• Dataset records:
********************

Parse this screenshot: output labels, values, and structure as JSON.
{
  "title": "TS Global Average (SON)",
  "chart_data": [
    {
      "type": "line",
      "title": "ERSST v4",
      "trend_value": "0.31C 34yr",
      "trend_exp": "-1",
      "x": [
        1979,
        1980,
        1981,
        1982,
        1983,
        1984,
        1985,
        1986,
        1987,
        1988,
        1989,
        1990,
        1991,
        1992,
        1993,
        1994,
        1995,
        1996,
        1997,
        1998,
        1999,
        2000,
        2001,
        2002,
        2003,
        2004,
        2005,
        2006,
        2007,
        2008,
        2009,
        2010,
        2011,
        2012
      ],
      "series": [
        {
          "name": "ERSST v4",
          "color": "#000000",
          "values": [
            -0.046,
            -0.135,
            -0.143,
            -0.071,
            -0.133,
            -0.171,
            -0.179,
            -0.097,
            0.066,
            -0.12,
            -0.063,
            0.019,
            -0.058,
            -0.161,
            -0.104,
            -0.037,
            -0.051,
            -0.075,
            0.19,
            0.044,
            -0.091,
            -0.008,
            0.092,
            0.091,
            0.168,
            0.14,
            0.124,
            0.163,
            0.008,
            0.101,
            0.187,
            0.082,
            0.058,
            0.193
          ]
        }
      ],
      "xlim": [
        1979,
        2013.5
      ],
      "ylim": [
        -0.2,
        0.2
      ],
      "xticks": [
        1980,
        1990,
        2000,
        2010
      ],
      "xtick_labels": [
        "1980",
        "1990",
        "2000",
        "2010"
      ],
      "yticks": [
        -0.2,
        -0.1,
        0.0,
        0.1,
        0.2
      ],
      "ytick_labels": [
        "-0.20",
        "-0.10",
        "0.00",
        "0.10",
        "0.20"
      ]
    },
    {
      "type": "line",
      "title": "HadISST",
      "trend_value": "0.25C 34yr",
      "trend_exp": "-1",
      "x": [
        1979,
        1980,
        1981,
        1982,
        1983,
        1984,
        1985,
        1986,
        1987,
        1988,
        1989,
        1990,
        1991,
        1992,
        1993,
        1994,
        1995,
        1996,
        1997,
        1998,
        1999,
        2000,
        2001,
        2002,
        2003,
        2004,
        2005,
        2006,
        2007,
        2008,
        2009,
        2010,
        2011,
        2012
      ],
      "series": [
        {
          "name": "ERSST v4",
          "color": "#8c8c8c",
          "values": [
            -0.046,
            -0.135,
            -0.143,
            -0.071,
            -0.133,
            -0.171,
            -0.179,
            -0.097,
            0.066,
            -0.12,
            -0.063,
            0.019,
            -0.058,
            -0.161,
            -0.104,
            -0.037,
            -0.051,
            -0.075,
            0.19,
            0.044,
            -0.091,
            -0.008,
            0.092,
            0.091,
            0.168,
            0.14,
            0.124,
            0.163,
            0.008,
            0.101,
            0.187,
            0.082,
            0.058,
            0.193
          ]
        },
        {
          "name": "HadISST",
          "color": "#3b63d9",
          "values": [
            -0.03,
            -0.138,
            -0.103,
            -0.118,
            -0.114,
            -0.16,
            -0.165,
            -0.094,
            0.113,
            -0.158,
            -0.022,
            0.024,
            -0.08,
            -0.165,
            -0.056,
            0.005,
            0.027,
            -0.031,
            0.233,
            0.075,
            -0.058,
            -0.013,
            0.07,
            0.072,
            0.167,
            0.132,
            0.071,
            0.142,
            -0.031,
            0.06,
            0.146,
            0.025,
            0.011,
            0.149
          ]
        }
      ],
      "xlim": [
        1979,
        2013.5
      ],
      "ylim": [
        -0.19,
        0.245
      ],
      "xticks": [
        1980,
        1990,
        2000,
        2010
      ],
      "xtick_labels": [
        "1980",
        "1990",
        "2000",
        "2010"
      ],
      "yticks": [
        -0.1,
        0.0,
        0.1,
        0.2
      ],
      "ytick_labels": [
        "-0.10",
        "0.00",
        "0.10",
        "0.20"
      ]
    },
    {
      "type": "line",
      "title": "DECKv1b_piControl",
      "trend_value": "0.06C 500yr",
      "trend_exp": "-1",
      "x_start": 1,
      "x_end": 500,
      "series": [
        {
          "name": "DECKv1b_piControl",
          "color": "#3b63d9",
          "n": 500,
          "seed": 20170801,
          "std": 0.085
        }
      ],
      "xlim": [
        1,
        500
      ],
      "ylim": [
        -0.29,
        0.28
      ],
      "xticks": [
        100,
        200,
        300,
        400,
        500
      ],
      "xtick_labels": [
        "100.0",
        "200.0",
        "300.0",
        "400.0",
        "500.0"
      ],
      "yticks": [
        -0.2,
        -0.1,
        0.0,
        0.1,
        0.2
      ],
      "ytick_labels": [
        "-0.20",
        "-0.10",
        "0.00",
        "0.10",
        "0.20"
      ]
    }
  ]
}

********************

• Goal: Gather each line from the listing above that holds "name".

• Response to the task:
          "name": "ERSST v4",
          "name": "ERSST v4",
          "name": "HadISST",
          "name": "DECKv1b_piControl",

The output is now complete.